WORK REQUIRED
Your task is to give the data again, exactly, with every line intact.

TASK DATA
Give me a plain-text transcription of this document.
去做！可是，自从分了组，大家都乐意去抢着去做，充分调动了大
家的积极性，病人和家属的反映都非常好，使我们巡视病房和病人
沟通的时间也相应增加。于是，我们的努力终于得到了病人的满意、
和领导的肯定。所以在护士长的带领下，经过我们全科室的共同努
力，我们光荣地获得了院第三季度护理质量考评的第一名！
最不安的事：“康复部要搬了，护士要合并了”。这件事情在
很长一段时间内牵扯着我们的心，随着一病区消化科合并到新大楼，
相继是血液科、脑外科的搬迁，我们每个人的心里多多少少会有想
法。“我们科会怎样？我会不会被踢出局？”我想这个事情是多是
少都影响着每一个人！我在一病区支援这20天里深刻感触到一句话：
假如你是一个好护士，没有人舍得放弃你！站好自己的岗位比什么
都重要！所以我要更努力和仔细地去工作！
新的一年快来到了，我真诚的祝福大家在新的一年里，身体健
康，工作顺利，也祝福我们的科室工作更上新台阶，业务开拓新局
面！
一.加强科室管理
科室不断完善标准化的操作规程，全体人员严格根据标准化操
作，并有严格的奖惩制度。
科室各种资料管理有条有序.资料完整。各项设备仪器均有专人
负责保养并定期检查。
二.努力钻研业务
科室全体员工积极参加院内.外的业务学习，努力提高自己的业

RESULT OF THIS EXERCISE
Give me a plain-text transcription of this document.
去做！可是，自从分了组，大家都乐意去抢着去做，充分调动了大
家的积极性，病人和家属的反映都非常好，使我们巡视病房和病人
沟通的时间也相应增加。于是，我们的努力终于得到了病人的满意、
和领导的肯定。所以在护士长的带领下，经过我们全科室的共同努
力，我们光荣地获得了院第三季度护理质量考评的第一名！
最不安的事：“康复部要搬了，护士要合并了”。这件事情在
很长一段时间内牵扯着我们的心，随着一病区消化科合并到新大楼，
相继是血液科、脑外科的搬迁，我们每个人的心里多多少少会有想
法。“我们科会怎样？我会不会被踢出局？”我想这个事情是多是
少都影响着每一个人！我在一病区支援这20天里深刻感触到一句话：
假如你是一个好护士，没有人舍得放弃你！站好自己的岗位比什么
都重要！所以我要更努力和仔细地去工作！
新的一年快来到了，我真诚的祝福大家在新的一年里，身体健
康，工作顺利，也祝福我们的科室工作更上新台阶，业务开拓新局
面！
一.加强科室管理
科室不断完善标准化的操作规程，全体人员严格根据标准化操
作，并有严格的奖惩制度。
科室各种资料管理有条有序.资料完整。各项设备仪器均有专人
负责保养并定期检查。
二.努力钻研业务
科室全体员工积极参加院内.外的业务学习，努力提高自己的业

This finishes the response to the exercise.